[begin Information supplied]

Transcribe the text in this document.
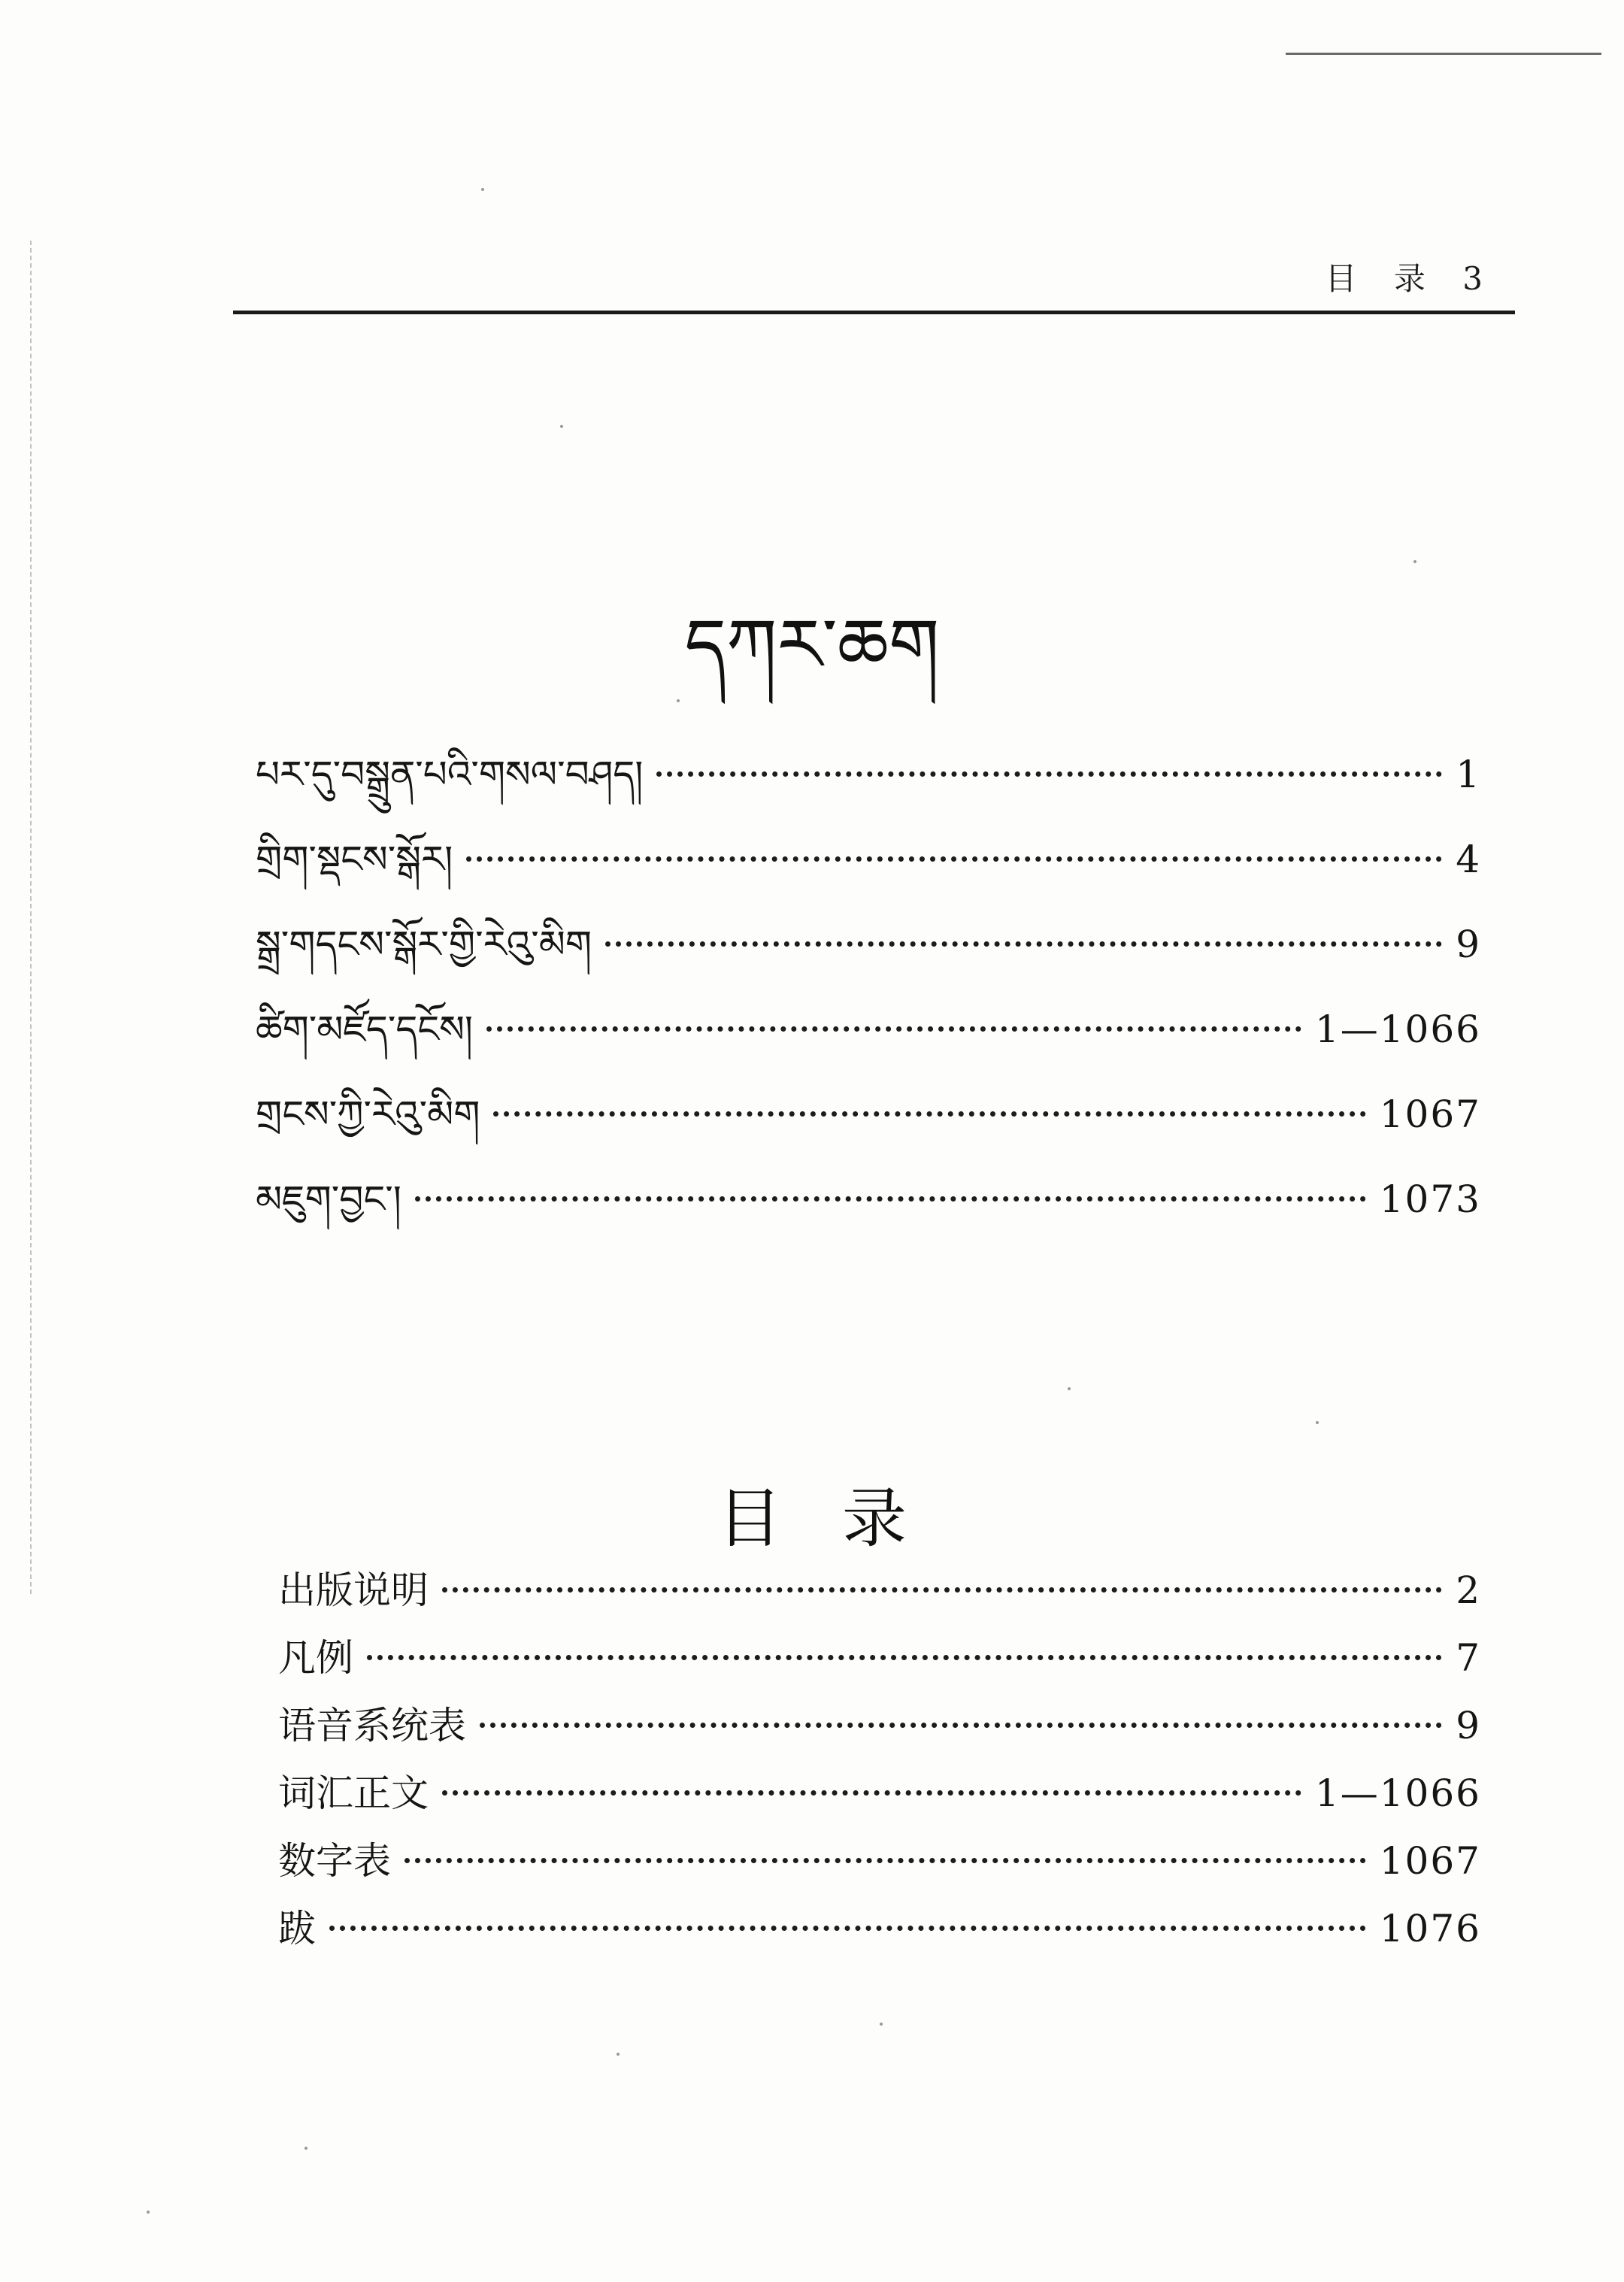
目 录 3
དཀར་ཆག
པར་དུ་བསྒྲུན་པའི་གསལ་བཤད།	1
གྲིག་སྡངས་སྒོར།	4
སྒྲ་གདངས་སྒོར་གྱི་རེའུ་མིག	9
ཚིག་མཛོད་དངོས།	1—1066
གྲངས་ཀྱི་རེའུ་མིག	1067
མཇུག་བྱང་།	1073
目录
出版说明	2
凡例	7
语音系统表	9
词汇正文	1—1066
数字表	1067
跋	1076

[end Information supplied]

**Required task**. Every line above should be repeated exactly; pictures stay out of the copy.

**In response**.
Transcribe the text in this document.
目 录 3
དཀར་ཆག
པར་དུ་བསྒྲུན་པའི་གསལ་བཤད།	1
གྲིག་སྡངས་སྒོར།	4
སྒྲ་གདངས་སྒོར་གྱི་རེའུ་མིག	9
ཚིག་མཛོད་དངོས།	1—1066
གྲངས་ཀྱི་རེའུ་མིག	1067
མཇུག་བྱང་།	1073
目录
出版说明	2
凡例	7
语音系统表	9
词汇正文	1—1066
数字表	1067
跋	1076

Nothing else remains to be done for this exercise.